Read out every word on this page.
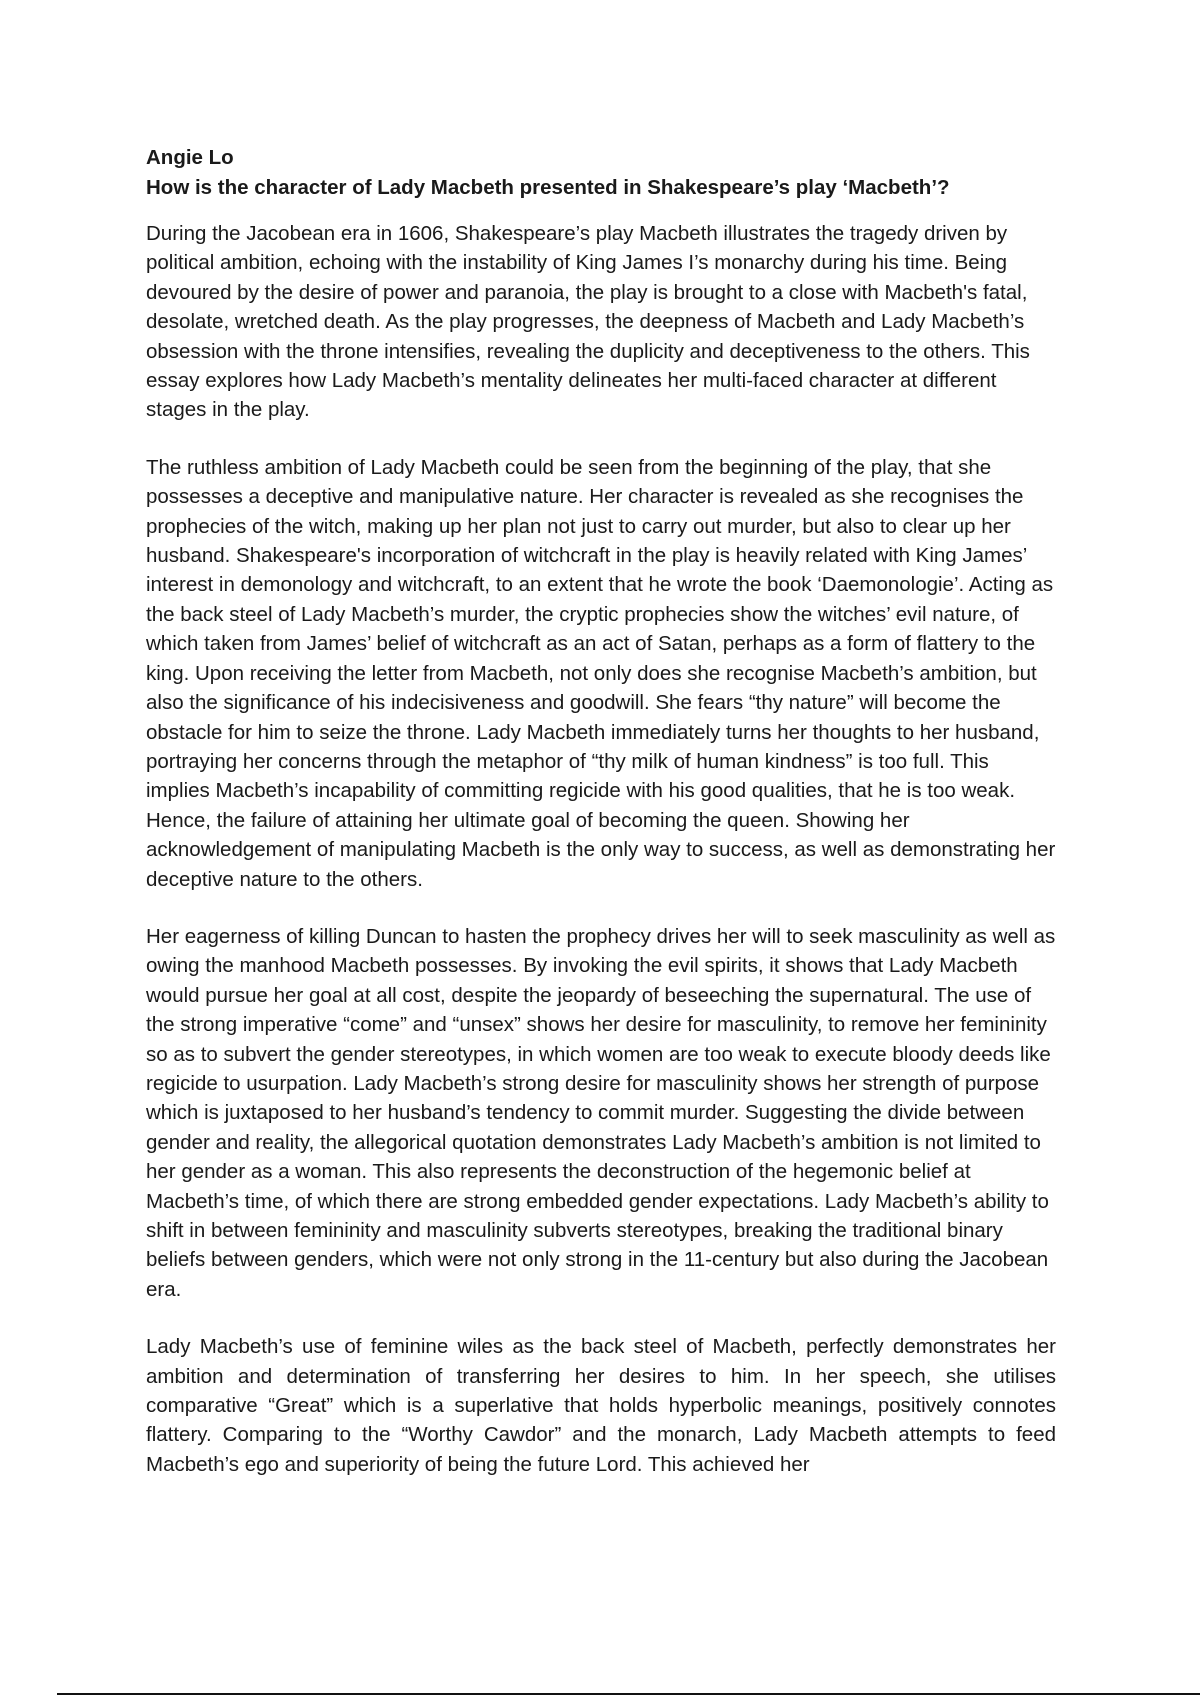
Angie Lo

How is the character of Lady Macbeth presented in Shakespeare’s play ‘Macbeth’?

During the Jacobean era in 1606, Shakespeare’s play Macbeth illustrates the tragedy driven by political ambition, echoing with the instability of King James I’s monarchy during his time. Being devoured by the desire of power and paranoia, the play is brought to a close with Macbeth's fatal, desolate, wretched death. As the play progresses, the deepness of Macbeth and Lady Macbeth’s obsession with the throne intensifies, revealing the duplicity and deceptiveness to the others. This essay explores how Lady Macbeth’s mentality delineates her multi-faced character at different stages in the play.

The ruthless ambition of Lady Macbeth could be seen from the beginning of the play, that she possesses a deceptive and manipulative nature. Her character is revealed as she recognises the prophecies of the witch, making up her plan not just to carry out murder, but also to clear up her husband. Shakespeare's incorporation of witchcraft in the play is heavily related with King James’ interest in demonology and witchcraft, to an extent that he wrote the book ‘Daemonologie’. Acting as the back steel of Lady Macbeth’s murder, the cryptic prophecies show the witches’ evil nature, of which taken from James’ belief of witchcraft as an act of Satan, perhaps as a form of flattery to the king. Upon receiving the letter from Macbeth, not only does she recognise Macbeth’s ambition, but also the significance of his indecisiveness and goodwill. She fears “thy nature” will become the obstacle for him to seize the throne. Lady Macbeth immediately turns her thoughts to her husband, portraying her concerns through the metaphor of “thy milk of human kindness” is too full. This implies Macbeth’s incapability of committing regicide with his good qualities, that he is too weak. Hence, the failure of attaining her ultimate goal of becoming the queen. Showing her acknowledgement of manipulating Macbeth is the only way to success, as well as demonstrating her deceptive nature to the others.

Her eagerness of killing Duncan to hasten the prophecy drives her will to seek masculinity as well as owing the manhood Macbeth possesses. By invoking the evil spirits, it shows that Lady Macbeth would pursue her goal at all cost, despite the jeopardy of beseeching the supernatural. The use of the strong imperative “come” and “unsex” shows her desire for masculinity, to remove her femininity so as to subvert the gender stereotypes, in which women are too weak to execute bloody deeds like regicide to usurpation. Lady Macbeth’s strong desire for masculinity shows her strength of purpose which is juxtaposed to her husband’s tendency to commit murder. Suggesting the divide between gender and reality, the allegorical quotation demonstrates Lady Macbeth’s ambition is not limited to her gender as a woman. This also represents the deconstruction of the hegemonic belief at Macbeth’s time, of which there are strong embedded gender expectations. Lady Macbeth’s ability to shift in between femininity and masculinity subverts stereotypes, breaking the traditional binary beliefs between genders, which were not only strong in the 11-century but also during the Jacobean era.

Lady Macbeth’s use of feminine wiles as the back steel of Macbeth, perfectly demonstrates her ambition and determination of transferring her desires to him. In her speech, she utilises comparative “Great” which is a superlative that holds hyperbolic meanings, positively connotes flattery. Comparing to the “Worthy Cawdor” and the monarch, Lady Macbeth attempts to feed Macbeth’s ego and superiority of being the future Lord. This achieved her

------------------------------

→ **What is expected**
Leave out the pictures and output every record above precisely as given.

→ **Result of this task**
Read out every word on this page.
Angie Lo

How is the character of Lady Macbeth presented in Shakespeare’s play ‘Macbeth’?

During the Jacobean era in 1606, Shakespeare’s play Macbeth illustrates the tragedy driven by political ambition, echoing with the instability of King James I’s monarchy during his time. Being devoured by the desire of power and paranoia, the play is brought to a close with Macbeth's fatal, desolate, wretched death. As the play progresses, the deepness of Macbeth and Lady Macbeth’s obsession with the throne intensifies, revealing the duplicity and deceptiveness to the others. This essay explores how Lady Macbeth’s mentality delineates her multi-faced character at different stages in the play.

The ruthless ambition of Lady Macbeth could be seen from the beginning of the play, that she possesses a deceptive and manipulative nature. Her character is revealed as she recognises the prophecies of the witch, making up her plan not just to carry out murder, but also to clear up her husband. Shakespeare's incorporation of witchcraft in the play is heavily related with King James’ interest in demonology and witchcraft, to an extent that he wrote the book ‘Daemonologie’. Acting as the back steel of Lady Macbeth’s murder, the cryptic prophecies show the witches’ evil nature, of which taken from James’ belief of witchcraft as an act of Satan, perhaps as a form of flattery to the king. Upon receiving the letter from Macbeth, not only does she recognise Macbeth’s ambition, but also the significance of his indecisiveness and goodwill. She fears “thy nature” will become the obstacle for him to seize the throne. Lady Macbeth immediately turns her thoughts to her husband, portraying her concerns through the metaphor of “thy milk of human kindness” is too full. This implies Macbeth’s incapability of committing regicide with his good qualities, that he is too weak. Hence, the failure of attaining her ultimate goal of becoming the queen. Showing her acknowledgement of manipulating Macbeth is the only way to success, as well as demonstrating her deceptive nature to the others.

Her eagerness of killing Duncan to hasten the prophecy drives her will to seek masculinity as well as owing the manhood Macbeth possesses. By invoking the evil spirits, it shows that Lady Macbeth would pursue her goal at all cost, despite the jeopardy of beseeching the supernatural. The use of the strong imperative “come” and “unsex” shows her desire for masculinity, to remove her femininity so as to subvert the gender stereotypes, in which women are too weak to execute bloody deeds like regicide to usurpation. Lady Macbeth’s strong desire for masculinity shows her strength of purpose which is juxtaposed to her husband’s tendency to commit murder. Suggesting the divide between gender and reality, the allegorical quotation demonstrates Lady Macbeth’s ambition is not limited to her gender as a woman. This also represents the deconstruction of the hegemonic belief at Macbeth’s time, of which there are strong embedded gender expectations. Lady Macbeth’s ability to shift in between femininity and masculinity subverts stereotypes, breaking the traditional binary beliefs between genders, which were not only strong in the 11-century but also during the Jacobean era.

Lady Macbeth’s use of feminine wiles as the back steel of Macbeth, perfectly demonstrates her ambition and determination of transferring her desires to him. In her speech, she utilises comparative “Great” which is a superlative that holds hyperbolic meanings, positively connotes flattery. Comparing to the “Worthy Cawdor” and the monarch, Lady Macbeth attempts to feed Macbeth’s ego and superiority of being the future Lord. This achieved her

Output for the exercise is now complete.